-- start THE INPUT --
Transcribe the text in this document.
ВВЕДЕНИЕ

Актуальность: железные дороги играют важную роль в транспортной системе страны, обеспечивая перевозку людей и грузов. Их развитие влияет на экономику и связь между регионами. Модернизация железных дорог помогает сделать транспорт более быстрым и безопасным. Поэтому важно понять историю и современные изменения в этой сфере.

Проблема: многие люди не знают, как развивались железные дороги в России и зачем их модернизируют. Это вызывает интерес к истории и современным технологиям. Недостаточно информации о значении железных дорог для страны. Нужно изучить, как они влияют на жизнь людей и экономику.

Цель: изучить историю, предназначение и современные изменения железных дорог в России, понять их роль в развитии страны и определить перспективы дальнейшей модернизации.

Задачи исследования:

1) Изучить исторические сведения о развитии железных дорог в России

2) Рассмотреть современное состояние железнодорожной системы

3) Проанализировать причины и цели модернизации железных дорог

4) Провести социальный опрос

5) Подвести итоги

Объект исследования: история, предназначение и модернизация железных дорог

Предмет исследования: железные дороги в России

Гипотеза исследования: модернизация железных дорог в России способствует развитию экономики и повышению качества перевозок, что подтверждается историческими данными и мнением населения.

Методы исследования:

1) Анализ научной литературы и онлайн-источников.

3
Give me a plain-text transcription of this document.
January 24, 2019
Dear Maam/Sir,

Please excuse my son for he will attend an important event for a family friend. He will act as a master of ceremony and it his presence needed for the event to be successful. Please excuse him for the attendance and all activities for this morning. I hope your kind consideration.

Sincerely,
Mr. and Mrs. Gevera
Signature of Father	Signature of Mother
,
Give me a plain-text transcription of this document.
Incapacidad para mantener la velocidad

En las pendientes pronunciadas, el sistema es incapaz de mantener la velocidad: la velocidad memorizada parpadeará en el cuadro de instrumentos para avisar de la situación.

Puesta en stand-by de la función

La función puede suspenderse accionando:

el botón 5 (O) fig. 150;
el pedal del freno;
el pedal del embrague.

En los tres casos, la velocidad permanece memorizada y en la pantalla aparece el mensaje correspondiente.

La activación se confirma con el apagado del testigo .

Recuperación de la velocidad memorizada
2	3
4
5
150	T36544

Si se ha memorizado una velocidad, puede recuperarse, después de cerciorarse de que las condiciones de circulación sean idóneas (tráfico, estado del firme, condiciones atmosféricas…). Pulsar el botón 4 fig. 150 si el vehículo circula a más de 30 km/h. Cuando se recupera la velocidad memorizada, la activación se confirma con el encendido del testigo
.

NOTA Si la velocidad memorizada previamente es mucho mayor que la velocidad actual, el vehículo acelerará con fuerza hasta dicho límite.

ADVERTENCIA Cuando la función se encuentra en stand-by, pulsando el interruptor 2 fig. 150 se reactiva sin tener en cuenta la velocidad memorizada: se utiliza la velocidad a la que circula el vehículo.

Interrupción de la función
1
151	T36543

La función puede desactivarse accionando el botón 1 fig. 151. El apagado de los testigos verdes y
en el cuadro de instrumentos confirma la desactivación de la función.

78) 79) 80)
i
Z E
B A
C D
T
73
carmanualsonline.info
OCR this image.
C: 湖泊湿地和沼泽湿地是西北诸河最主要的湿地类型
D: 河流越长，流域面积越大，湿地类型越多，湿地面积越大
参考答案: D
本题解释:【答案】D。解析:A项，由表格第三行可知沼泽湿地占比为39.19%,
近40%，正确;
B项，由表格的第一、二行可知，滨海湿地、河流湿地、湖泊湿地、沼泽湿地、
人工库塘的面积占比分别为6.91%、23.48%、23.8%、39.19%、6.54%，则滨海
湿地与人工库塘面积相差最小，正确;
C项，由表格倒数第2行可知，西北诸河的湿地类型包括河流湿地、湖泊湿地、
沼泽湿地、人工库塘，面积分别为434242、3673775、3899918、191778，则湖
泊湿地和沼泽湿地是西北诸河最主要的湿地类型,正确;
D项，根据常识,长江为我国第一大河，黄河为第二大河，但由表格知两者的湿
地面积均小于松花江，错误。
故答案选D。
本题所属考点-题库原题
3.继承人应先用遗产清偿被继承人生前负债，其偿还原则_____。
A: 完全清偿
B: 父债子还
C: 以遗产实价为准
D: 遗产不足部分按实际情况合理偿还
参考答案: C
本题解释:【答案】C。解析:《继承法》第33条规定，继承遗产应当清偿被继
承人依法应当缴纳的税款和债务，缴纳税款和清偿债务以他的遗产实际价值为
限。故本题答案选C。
-- end THE INPUT --
--- WHAT IS NEEDED ---
Where a line above contains the word "botón", copy that line.

--- ANSWER TO THE TASK ---
el botón 5 (O) fig. 150;
Si se ha memorizado una velocidad, puede recuperarse, después de cerciorarse de que las condiciones de circulación sean idóneas (tráfico, estado del firme, condiciones atmosféricas…). Pulsar el botón 4 fig. 150 si el vehículo circula a más de 30 km/h. Cuando se recupera la velocidad memorizada, la activación se confirma con el encendido del testigo
La función puede desactivarse accionando el botón 1 fig. 151. El apagado de los testigos verdes y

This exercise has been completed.